• _WHAT TO PRODUCE_
Every line must be returned precisely as it is written.

Extracts from a graphics dataset:
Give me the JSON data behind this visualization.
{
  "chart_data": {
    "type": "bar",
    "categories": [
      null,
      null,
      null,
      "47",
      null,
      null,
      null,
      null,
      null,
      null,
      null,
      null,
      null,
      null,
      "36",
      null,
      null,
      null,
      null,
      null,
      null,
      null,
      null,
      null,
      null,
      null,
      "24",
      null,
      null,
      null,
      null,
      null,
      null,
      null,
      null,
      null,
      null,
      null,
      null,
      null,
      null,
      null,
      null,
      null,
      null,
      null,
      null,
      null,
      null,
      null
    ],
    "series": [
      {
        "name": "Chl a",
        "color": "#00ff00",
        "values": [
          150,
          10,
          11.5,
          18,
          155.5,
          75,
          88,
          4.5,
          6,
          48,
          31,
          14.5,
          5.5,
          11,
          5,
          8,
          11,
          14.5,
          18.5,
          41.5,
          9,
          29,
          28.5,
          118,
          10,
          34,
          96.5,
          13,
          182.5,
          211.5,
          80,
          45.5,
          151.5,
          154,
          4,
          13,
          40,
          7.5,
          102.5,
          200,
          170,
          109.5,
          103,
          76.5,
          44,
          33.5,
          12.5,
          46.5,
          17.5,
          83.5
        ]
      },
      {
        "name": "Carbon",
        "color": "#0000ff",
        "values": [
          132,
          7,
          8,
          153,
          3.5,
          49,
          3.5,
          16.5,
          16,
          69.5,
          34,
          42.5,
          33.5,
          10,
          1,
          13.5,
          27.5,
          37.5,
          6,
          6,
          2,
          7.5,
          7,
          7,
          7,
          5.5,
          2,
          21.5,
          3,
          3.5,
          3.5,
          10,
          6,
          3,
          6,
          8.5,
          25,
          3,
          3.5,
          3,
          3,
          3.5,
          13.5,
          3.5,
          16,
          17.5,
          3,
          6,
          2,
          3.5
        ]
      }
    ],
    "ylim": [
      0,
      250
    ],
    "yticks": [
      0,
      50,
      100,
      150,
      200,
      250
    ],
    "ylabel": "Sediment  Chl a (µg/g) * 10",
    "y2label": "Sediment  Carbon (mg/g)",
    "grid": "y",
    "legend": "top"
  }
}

• _OUTPUT FOR THIS EXERCISE_
Give me the JSON data behind this visualization.
{
  "chart_data": {
    "type": "bar",
    "categories": [
      null,
      null,
      null,
      "47",
      null,
      null,
      null,
      null,
      null,
      null,
      null,
      null,
      null,
      null,
      "36",
      null,
      null,
      null,
      null,
      null,
      null,
      null,
      null,
      null,
      null,
      null,
      "24",
      null,
      null,
      null,
      null,
      null,
      null,
      null,
      null,
      null,
      null,
      null,
      null,
      null,
      null,
      null,
      null,
      null,
      null,
      null,
      null,
      null,
      null,
      null
    ],
    "series": [
      {
        "name": "Chl a",
        "color": "#00ff00",
        "values": [
          150,
          10,
          11.5,
          18,
          155.5,
          75,
          88,
          4.5,
          6,
          48,
          31,
          14.5,
          5.5,
          11,
          5,
          8,
          11,
          14.5,
          18.5,
          41.5,
          9,
          29,
          28.5,
          118,
          10,
          34,
          96.5,
          13,
          182.5,
          211.5,
          80,
          45.5,
          151.5,
          154,
          4,
          13,
          40,
          7.5,
          102.5,
          200,
          170,
          109.5,
          103,
          76.5,
          44,
          33.5,
          12.5,
          46.5,
          17.5,
          83.5
        ]
      },
      {
        "name": "Carbon",
        "color": "#0000ff",
        "values": [
          132,
          7,
          8,
          153,
          3.5,
          49,
          3.5,
          16.5,
          16,
          69.5,
          34,
          42.5,
          33.5,
          10,
          1,
          13.5,
          27.5,
          37.5,
          6,
          6,
          2,
          7.5,
          7,
          7,
          7,
          5.5,
          2,
          21.5,
          3,
          3.5,
          3.5,
          10,
          6,
          3,
          6,
          8.5,
          25,
          3,
          3.5,
          3,
          3,
          3.5,
          13.5,
          3.5,
          16,
          17.5,
          3,
          6,
          2,
          3.5
        ]
      }
    ],
    "ylim": [
      0,
      250
    ],
    "yticks": [
      0,
      50,
      100,
      150,
      200,
      250
    ],
    "ylabel": "Sediment  Chl a (µg/g) * 10",
    "y2label": "Sediment  Carbon (mg/g)",
    "grid": "y",
    "legend": "top"
  }
}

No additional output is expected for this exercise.